### The exercise
Pictures within the data are to be left out; everything else must be reproduced exactly.

Dataset rows about figures

====

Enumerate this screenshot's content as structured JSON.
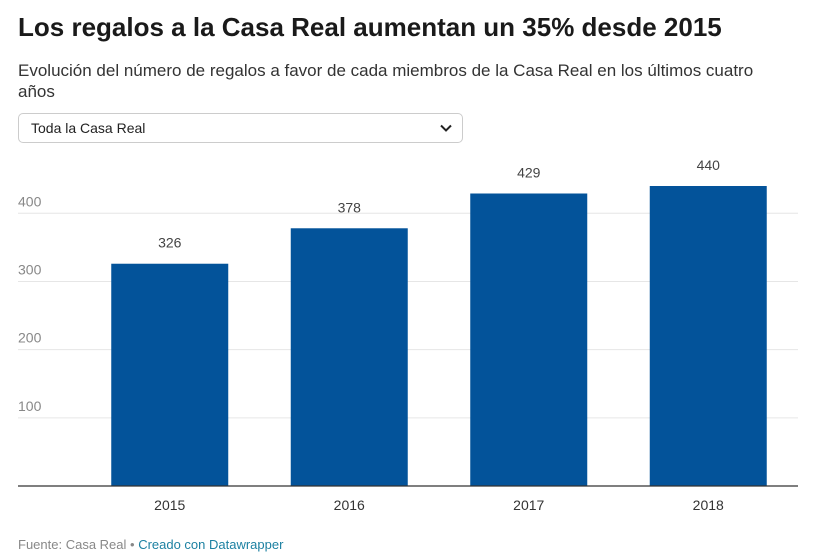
{
  "title": "Los regalos a la Casa Real aumentan un 35% desde 2015",
  "subtitle": "Evolución del número de regalos a favor de cada miembros de la Casa Real en los últimos cuatro años",
  "dropdown": {
    "selected": "Toda la Casa Real"
  },
  "footer": {
    "source": "Fuente: Casa Real",
    "separator": " • ",
    "credit": "Creado con Datawrapper"
  },
  "colors": {
    "bar": "#03539a",
    "grid": "#e6e6e6",
    "axis": "#333333",
    "link": "#1d81a2"
  },
  "chart_data": {
    "type": "bar",
    "categories": [
      "2015",
      "2016",
      "2017",
      "2018"
    ],
    "values": [
      326,
      378,
      429,
      440
    ],
    "ylim": [
      0,
      440
    ],
    "yticks": [
      100,
      200,
      300,
      400
    ],
    "grid": true,
    "data_labels": true
  }
}
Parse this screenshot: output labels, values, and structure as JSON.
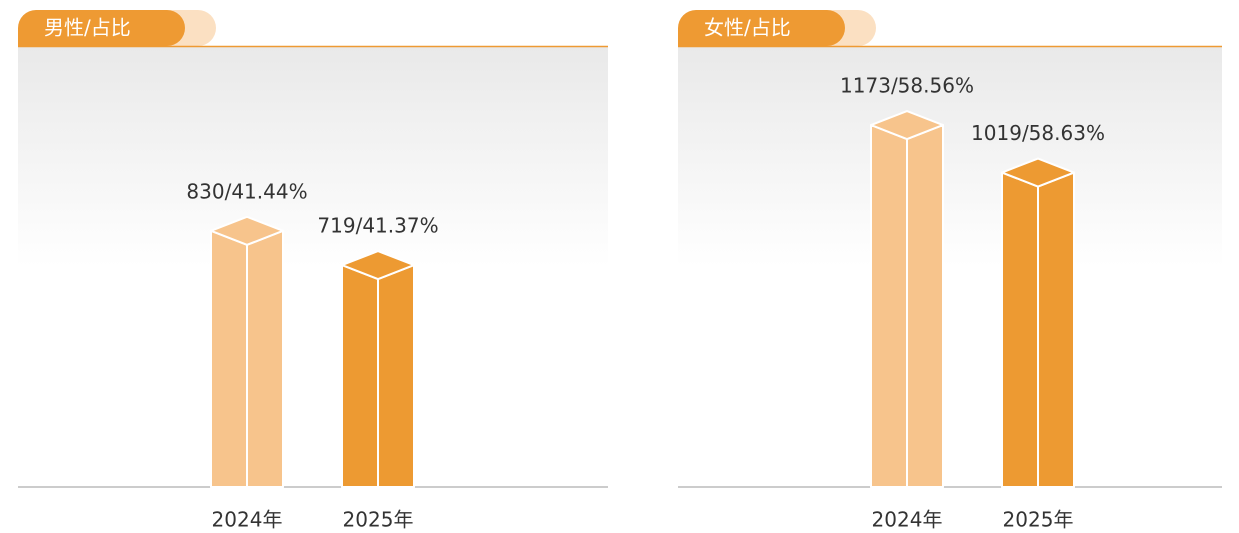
{
  "chart_data": [
    {
      "type": "bar",
      "title": "男性/占比",
      "categories": [
        "2024年",
        "2025年"
      ],
      "values": [
        830,
        719
      ],
      "value_labels": [
        "830/41.44%",
        "719/41.37%"
      ],
      "colors": [
        "#f7c48c",
        "#ed9a32"
      ]
    },
    {
      "type": "bar",
      "title": "女性/占比",
      "categories": [
        "2024年",
        "2025年"
      ],
      "values": [
        1173,
        1019
      ],
      "value_labels": [
        "1173/58.56%",
        "1019/58.63%"
      ],
      "colors": [
        "#f7c48c",
        "#ed9a32"
      ]
    }
  ]
}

====

### Task answer
Enumerate this screenshot's content as structured JSON.
{
  "title": "Los regalos a la Casa Real aumentan un 35% desde 2015",
  "subtitle": "Evolución del número de regalos a favor de cada miembros de la Casa Real en los últimos cuatro años",
  "dropdown": {
    "selected": "Toda la Casa Real"
  },
  "footer": {
    "source": "Fuente: Casa Real",
    "separator": " • ",
    "credit": "Creado con Datawrapper"
  },
  "colors": {
    "bar": "#03539a",
    "grid": "#e6e6e6",
    "axis": "#333333",
    "link": "#1d81a2"
  },
  "chart_data": {
    "type": "bar",
    "categories": [
      "2015",
      "2016",
      "2017",
      "2018"
    ],
    "values": [
      326,
      378,
      429,
      440
    ],
    "ylim": [
      0,
      440
    ],
    "yticks": [
      100,
      200,
      300,
      400
    ],
    "grid": true,
    "data_labels": true
  }
}
Parse this screenshot: output labels, values, and structure as JSON.
{
  "chart_data": [
    {
      "type": "bar",
      "title": "男性/占比",
      "categories": [
        "2024年",
        "2025年"
      ],
      "values": [
        830,
        719
      ],
      "value_labels": [
        "830/41.44%",
        "719/41.37%"
      ],
      "colors": [
        "#f7c48c",
        "#ed9a32"
      ]
    },
    {
      "type": "bar",
      "title": "女性/占比",
      "categories": [
        "2024年",
        "2025年"
      ],
      "values": [
        1173,
        1019
      ],
      "value_labels": [
        "1173/58.56%",
        "1019/58.63%"
      ],
      "colors": [
        "#f7c48c",
        "#ed9a32"
      ]
    }
  ]
}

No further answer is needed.